| Task to carry out |
Do not include the pictures; repeat the rest of the data exactly.

─── Dataset extract ───

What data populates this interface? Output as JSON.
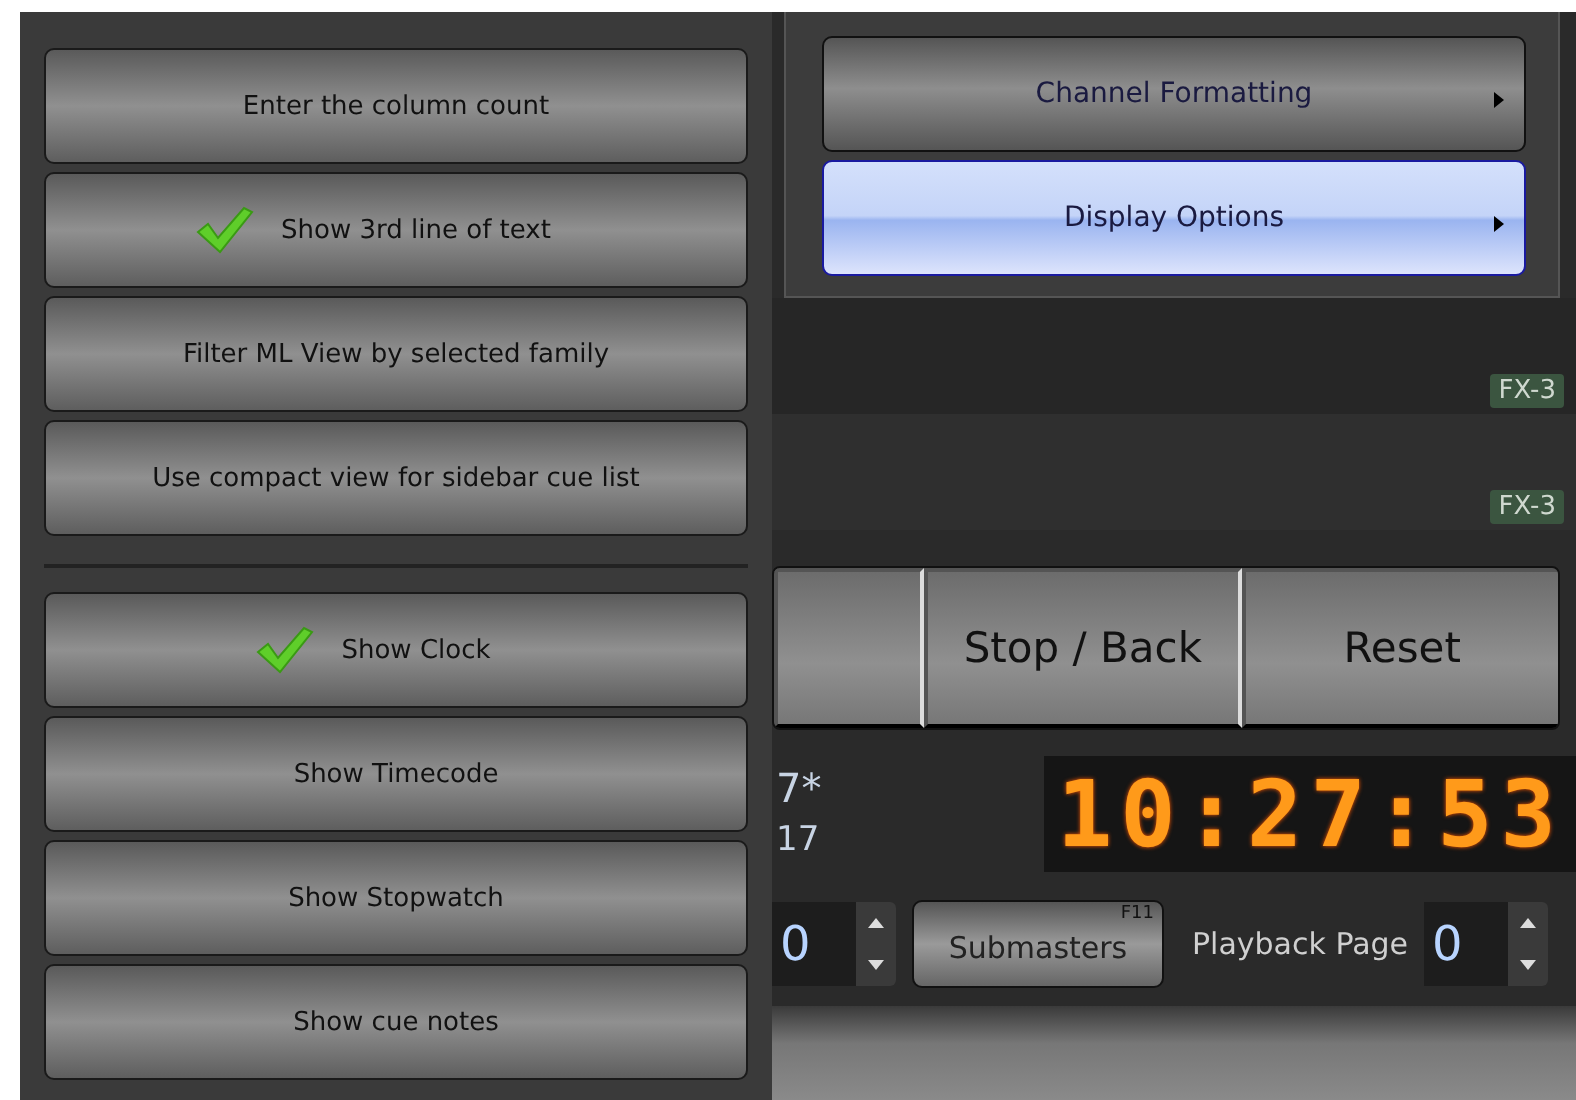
{
  "menu": {
    "groups": [
      {
        "items": [
          {
            "label": "Enter the column count",
            "checked": false
          },
          {
            "label": "Show 3rd line of text",
            "checked": true
          },
          {
            "label": "Filter ML View by selected family",
            "checked": false
          },
          {
            "label": "Use compact view for sidebar cue list",
            "checked": false
          }
        ]
      },
      {
        "items": [
          {
            "label": "Show Clock",
            "checked": true
          },
          {
            "label": "Show Timecode",
            "checked": false
          },
          {
            "label": "Show Stopwatch",
            "checked": false
          },
          {
            "label": "Show cue notes",
            "checked": false
          }
        ]
      }
    ]
  },
  "submenu_panel": {
    "items": [
      {
        "label": "Channel Formatting",
        "selected": false
      },
      {
        "label": "Display Options",
        "selected": true
      }
    ]
  },
  "cue_rows": [
    {
      "tag": "FX-3"
    },
    {
      "tag": "FX-3"
    }
  ],
  "playback_buttons": [
    "Stop / Back",
    "Reset"
  ],
  "cue_info": {
    "line_1": "7*",
    "line_2": "17"
  },
  "clock": {
    "time": "10:27:53"
  },
  "controls": {
    "left_spinner": {
      "value": "0"
    },
    "submasters": {
      "label": "Submasters",
      "shortcut": "F11"
    },
    "playback_page": {
      "label": "Playback Page",
      "value": "0"
    }
  }
}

───

| Complete response |
What data populates this interface? Output as JSON.
{
  "menu": {
    "groups": [
      {
        "items": [
          {
            "label": "Enter the column count",
            "checked": false
          },
          {
            "label": "Show 3rd line of text",
            "checked": true
          },
          {
            "label": "Filter ML View by selected family",
            "checked": false
          },
          {
            "label": "Use compact view for sidebar cue list",
            "checked": false
          }
        ]
      },
      {
        "items": [
          {
            "label": "Show Clock",
            "checked": true
          },
          {
            "label": "Show Timecode",
            "checked": false
          },
          {
            "label": "Show Stopwatch",
            "checked": false
          },
          {
            "label": "Show cue notes",
            "checked": false
          }
        ]
      }
    ]
  },
  "submenu_panel": {
    "items": [
      {
        "label": "Channel Formatting",
        "selected": false
      },
      {
        "label": "Display Options",
        "selected": true
      }
    ]
  },
  "cue_rows": [
    {
      "tag": "FX-3"
    },
    {
      "tag": "FX-3"
    }
  ],
  "playback_buttons": [
    "Stop / Back",
    "Reset"
  ],
  "cue_info": {
    "line_1": "7*",
    "line_2": "17"
  },
  "clock": {
    "time": "10:27:53"
  },
  "controls": {
    "left_spinner": {
      "value": "0"
    },
    "submasters": {
      "label": "Submasters",
      "shortcut": "F11"
    },
    "playback_page": {
      "label": "Playback Page",
      "value": "0"
    }
  }
}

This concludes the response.